_Requirement_.
Each line of the listing must be transcribed exactly, except for the images, which should be excluded.

━━━ Working data

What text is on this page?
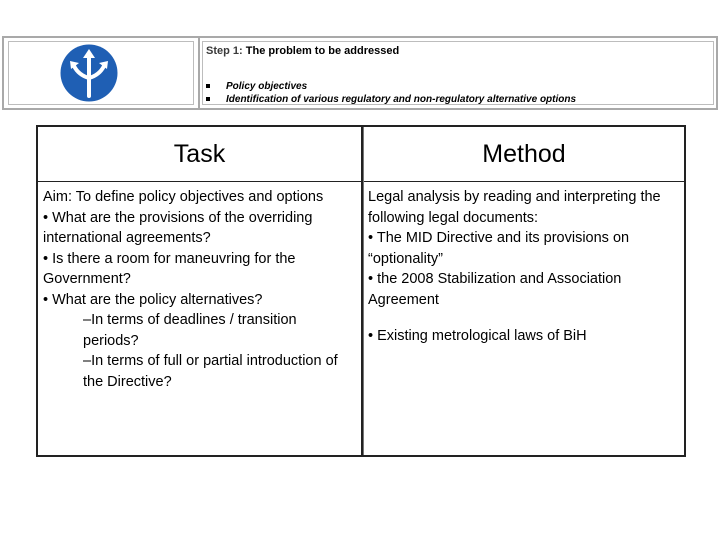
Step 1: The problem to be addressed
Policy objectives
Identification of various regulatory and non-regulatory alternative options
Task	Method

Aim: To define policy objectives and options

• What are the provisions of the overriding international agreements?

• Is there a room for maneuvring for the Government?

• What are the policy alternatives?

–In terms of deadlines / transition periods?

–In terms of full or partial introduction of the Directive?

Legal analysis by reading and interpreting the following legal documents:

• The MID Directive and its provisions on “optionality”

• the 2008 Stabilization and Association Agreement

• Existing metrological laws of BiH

━━━━━━

_Full output_.
What text is on this page?
Step 1: The problem to be addressed
Policy objectives
Identification of various regulatory and non-regulatory alternative options
Task	Method

Aim: To define policy objectives and options

• What are the provisions of the overriding international agreements?

• Is there a room for maneuvring for the Government?

• What are the policy alternatives?

–In terms of deadlines / transition periods?

–In terms of full or partial introduction of the Directive?

Legal analysis by reading and interpreting the following legal documents:

• The MID Directive and its provisions on “optionality”

• the 2008 Stabilization and Association Agreement

• Existing metrological laws of BiH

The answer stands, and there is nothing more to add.